## What is required
Wherever a line in the data below holds "text", copy that line.

BEGIN Supplied material

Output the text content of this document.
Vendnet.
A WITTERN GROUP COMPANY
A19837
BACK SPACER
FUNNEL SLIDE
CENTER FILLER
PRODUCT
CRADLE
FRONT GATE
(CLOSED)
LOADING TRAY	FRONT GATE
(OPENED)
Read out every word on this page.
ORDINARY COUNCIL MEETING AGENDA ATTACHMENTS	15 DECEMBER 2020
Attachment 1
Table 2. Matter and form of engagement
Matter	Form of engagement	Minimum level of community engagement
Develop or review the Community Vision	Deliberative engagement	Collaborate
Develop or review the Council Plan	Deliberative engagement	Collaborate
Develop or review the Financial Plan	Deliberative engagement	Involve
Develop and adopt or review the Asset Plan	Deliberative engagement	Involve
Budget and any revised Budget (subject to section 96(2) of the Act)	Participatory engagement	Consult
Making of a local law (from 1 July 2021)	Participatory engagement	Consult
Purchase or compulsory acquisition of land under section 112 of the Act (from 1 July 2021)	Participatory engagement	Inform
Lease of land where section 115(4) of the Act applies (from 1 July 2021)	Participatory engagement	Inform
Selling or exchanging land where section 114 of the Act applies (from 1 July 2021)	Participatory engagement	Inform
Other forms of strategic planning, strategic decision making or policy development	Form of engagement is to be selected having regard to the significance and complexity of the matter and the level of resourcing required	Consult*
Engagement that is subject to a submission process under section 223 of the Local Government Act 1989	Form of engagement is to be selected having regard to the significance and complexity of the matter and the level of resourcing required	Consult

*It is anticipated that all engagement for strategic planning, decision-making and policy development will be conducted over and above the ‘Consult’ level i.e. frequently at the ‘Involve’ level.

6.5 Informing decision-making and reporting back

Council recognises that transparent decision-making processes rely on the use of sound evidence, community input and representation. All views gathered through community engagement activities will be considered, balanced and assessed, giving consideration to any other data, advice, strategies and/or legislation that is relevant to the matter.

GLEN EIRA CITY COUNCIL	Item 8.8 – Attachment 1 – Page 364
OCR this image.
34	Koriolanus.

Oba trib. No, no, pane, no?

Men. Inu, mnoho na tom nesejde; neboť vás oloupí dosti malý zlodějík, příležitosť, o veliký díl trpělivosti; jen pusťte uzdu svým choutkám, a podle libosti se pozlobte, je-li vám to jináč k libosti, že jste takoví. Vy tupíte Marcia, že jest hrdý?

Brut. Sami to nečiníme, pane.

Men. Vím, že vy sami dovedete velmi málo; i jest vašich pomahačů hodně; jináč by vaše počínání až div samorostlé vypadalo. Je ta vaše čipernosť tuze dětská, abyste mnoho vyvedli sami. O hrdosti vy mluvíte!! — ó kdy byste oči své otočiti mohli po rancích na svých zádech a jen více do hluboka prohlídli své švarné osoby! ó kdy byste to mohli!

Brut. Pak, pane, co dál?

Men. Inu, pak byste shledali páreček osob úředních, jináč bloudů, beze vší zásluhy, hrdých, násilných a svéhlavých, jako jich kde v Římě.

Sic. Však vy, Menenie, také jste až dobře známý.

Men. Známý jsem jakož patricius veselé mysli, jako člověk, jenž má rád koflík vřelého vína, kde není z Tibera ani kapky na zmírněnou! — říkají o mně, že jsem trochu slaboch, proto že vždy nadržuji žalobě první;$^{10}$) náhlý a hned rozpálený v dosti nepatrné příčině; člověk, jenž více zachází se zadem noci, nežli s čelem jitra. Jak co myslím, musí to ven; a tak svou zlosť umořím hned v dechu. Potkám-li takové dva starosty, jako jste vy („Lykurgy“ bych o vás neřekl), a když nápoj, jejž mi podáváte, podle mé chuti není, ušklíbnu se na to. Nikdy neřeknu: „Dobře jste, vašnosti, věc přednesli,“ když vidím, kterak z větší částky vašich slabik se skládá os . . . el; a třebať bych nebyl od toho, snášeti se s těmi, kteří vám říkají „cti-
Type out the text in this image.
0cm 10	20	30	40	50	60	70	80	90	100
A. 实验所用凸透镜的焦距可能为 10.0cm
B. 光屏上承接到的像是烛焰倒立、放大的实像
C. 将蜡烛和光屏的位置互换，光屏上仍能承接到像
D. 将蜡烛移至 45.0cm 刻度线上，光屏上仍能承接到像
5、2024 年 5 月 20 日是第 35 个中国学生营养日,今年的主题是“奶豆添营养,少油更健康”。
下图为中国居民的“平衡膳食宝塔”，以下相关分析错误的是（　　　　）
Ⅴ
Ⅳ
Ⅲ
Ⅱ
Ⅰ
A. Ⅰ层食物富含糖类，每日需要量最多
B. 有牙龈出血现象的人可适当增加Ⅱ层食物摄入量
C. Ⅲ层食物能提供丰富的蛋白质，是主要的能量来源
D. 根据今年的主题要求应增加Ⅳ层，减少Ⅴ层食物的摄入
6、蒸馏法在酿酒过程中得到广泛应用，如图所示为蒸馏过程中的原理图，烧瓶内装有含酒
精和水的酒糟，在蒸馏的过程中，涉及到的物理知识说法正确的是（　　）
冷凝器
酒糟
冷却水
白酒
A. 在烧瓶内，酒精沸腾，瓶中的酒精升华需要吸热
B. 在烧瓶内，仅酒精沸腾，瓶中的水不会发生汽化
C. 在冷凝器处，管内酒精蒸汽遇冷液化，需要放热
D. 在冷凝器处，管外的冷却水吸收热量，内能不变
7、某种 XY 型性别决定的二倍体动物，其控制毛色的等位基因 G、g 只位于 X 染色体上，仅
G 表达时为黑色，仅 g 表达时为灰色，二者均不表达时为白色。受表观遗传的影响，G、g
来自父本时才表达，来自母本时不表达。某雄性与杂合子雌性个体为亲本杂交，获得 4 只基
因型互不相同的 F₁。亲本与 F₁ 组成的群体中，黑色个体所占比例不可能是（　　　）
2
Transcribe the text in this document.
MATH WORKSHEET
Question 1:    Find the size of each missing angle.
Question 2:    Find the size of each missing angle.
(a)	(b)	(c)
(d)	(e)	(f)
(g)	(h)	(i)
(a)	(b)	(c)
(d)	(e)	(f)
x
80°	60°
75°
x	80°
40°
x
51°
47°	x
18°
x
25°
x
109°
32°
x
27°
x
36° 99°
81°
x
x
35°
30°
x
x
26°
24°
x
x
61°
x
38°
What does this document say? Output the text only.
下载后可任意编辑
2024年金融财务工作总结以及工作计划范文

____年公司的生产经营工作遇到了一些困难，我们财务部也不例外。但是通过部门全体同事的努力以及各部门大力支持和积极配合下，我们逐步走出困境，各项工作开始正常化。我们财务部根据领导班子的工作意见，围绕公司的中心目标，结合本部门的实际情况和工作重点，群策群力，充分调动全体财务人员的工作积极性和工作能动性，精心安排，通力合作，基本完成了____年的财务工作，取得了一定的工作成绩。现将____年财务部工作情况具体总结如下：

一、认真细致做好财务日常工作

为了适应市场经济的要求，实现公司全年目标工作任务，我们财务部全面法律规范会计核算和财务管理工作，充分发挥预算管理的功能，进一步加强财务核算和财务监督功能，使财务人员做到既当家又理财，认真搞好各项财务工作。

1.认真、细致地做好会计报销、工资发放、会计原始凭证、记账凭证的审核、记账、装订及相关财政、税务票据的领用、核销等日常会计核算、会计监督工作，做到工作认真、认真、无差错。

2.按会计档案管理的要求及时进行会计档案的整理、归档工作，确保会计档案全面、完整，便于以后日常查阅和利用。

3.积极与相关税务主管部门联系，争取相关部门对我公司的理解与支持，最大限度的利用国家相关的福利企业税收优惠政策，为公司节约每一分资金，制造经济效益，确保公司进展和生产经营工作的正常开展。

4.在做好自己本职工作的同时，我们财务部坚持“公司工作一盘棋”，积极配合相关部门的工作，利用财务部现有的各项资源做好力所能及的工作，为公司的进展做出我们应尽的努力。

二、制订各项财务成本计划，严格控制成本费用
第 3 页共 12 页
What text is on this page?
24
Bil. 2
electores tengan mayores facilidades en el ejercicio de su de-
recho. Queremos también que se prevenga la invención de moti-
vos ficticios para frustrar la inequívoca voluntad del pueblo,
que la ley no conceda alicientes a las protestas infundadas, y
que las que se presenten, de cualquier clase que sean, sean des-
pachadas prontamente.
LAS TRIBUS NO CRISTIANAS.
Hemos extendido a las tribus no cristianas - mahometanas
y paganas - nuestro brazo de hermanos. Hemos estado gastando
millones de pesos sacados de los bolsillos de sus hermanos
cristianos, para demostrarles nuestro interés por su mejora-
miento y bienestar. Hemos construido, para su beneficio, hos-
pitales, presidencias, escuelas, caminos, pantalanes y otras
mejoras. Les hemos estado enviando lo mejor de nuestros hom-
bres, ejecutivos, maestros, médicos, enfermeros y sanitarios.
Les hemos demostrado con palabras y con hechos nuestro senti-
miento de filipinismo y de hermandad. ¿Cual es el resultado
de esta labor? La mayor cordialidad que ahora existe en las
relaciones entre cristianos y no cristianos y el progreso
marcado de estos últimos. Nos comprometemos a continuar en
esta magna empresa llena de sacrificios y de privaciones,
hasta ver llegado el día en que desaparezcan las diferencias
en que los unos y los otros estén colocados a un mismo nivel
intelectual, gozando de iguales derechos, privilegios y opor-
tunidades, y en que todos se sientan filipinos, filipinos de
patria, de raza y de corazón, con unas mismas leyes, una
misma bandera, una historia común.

END Supplied material

## Expected answer
Output the text content of this document.
Type out the text in this image.
Transcribe the text in this document.
What does this document say? Output the text only.
What text is on this page?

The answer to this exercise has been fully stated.